### [EXERCISE PROMPT]
Report how many lines in the records hold the string "Giulia"; give the number and nothing else.
======== RAW RECORDS ========
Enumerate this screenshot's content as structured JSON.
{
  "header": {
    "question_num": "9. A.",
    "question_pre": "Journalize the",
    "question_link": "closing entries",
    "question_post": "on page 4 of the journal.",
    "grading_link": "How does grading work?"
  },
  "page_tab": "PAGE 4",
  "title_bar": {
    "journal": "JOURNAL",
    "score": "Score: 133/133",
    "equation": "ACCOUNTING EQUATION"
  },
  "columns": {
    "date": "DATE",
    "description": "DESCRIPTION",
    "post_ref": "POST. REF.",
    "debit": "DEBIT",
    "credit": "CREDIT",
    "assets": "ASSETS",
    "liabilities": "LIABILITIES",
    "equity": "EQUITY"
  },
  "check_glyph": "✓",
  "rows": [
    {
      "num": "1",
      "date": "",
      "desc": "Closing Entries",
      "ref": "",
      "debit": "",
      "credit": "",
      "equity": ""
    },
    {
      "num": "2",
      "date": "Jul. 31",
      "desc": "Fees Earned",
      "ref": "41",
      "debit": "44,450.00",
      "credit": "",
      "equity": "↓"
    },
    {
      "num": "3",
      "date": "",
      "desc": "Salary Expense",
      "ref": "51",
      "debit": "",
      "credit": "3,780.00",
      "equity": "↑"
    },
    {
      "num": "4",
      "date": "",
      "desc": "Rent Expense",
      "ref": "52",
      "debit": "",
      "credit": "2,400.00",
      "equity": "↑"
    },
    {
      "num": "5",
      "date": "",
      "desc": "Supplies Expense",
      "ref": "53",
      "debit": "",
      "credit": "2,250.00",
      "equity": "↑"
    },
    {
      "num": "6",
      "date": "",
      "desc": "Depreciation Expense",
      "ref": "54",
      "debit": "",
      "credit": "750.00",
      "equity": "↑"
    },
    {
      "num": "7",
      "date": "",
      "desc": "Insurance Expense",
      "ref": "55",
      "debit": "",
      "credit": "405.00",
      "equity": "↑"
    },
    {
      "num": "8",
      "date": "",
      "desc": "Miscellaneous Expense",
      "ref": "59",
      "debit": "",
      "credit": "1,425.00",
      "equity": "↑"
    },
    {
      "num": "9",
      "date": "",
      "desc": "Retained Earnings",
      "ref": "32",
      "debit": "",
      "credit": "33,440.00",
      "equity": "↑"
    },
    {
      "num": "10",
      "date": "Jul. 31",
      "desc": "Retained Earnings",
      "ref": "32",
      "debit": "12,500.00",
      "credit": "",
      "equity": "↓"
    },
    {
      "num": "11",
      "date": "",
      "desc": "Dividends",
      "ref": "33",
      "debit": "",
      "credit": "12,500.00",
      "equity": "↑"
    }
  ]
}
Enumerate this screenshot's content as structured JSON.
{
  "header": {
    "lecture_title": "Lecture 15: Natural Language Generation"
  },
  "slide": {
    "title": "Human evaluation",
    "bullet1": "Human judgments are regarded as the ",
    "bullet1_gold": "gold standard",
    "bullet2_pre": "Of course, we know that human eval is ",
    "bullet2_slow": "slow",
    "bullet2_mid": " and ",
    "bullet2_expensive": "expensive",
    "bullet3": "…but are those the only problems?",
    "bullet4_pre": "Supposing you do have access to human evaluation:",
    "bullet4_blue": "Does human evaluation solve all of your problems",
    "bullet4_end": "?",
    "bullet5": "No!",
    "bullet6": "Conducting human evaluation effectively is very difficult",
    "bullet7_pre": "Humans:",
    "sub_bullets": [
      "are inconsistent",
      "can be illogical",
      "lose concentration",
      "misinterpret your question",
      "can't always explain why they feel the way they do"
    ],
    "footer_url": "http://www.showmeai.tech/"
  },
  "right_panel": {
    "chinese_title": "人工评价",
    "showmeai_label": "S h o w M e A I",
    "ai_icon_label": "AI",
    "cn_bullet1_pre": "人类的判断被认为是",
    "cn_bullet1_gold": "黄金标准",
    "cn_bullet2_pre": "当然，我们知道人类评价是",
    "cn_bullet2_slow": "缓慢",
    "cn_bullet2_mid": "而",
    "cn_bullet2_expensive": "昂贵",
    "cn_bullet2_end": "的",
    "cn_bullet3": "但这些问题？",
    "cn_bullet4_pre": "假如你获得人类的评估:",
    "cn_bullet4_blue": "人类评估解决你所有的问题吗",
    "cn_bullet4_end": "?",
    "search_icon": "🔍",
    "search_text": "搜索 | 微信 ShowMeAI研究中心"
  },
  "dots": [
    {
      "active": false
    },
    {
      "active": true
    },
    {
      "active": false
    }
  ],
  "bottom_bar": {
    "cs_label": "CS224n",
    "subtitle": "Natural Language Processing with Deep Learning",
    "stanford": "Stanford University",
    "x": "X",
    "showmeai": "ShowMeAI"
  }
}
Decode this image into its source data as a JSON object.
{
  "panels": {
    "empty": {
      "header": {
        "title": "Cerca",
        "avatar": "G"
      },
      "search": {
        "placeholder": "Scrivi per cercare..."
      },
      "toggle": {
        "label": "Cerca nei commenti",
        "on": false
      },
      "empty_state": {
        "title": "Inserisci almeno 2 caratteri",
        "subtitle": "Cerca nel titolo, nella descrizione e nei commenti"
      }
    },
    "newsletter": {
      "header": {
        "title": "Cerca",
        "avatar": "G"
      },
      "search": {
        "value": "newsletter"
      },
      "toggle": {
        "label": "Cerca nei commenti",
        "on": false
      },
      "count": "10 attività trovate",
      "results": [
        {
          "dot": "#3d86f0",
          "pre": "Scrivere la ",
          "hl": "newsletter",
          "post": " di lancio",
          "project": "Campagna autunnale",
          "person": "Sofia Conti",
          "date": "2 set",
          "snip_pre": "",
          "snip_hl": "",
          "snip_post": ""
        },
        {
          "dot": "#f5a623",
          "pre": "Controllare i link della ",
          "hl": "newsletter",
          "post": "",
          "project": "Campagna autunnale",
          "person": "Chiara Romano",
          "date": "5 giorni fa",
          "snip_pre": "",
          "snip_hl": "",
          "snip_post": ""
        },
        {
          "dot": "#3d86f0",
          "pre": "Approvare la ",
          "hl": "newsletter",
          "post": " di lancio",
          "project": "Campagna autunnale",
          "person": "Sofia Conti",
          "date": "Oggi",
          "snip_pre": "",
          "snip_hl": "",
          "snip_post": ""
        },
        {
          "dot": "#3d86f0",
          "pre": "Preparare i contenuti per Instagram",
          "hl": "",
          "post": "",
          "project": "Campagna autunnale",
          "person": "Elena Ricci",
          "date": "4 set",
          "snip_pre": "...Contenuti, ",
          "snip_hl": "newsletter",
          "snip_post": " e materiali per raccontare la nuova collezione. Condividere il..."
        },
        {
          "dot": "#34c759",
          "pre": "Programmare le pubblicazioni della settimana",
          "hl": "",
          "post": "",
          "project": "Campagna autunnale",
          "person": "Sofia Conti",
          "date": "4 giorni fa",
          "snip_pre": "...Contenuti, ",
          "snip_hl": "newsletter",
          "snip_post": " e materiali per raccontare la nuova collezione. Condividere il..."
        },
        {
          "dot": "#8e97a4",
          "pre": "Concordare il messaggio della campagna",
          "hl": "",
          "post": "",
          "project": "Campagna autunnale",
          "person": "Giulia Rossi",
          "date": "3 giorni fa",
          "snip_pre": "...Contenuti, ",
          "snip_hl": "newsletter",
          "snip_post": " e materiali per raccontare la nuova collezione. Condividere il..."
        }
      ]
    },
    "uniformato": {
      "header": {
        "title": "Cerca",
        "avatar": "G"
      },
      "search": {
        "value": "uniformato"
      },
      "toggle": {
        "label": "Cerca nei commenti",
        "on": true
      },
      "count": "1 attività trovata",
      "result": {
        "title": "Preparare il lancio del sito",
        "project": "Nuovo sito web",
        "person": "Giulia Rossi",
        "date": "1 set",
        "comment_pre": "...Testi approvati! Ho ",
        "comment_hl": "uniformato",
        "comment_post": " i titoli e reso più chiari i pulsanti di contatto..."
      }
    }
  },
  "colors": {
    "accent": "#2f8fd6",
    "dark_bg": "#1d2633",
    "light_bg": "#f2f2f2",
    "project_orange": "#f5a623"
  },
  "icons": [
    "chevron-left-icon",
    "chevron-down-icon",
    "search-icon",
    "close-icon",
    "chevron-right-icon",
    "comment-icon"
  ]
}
========
### [WRITTEN SOLUTION]
2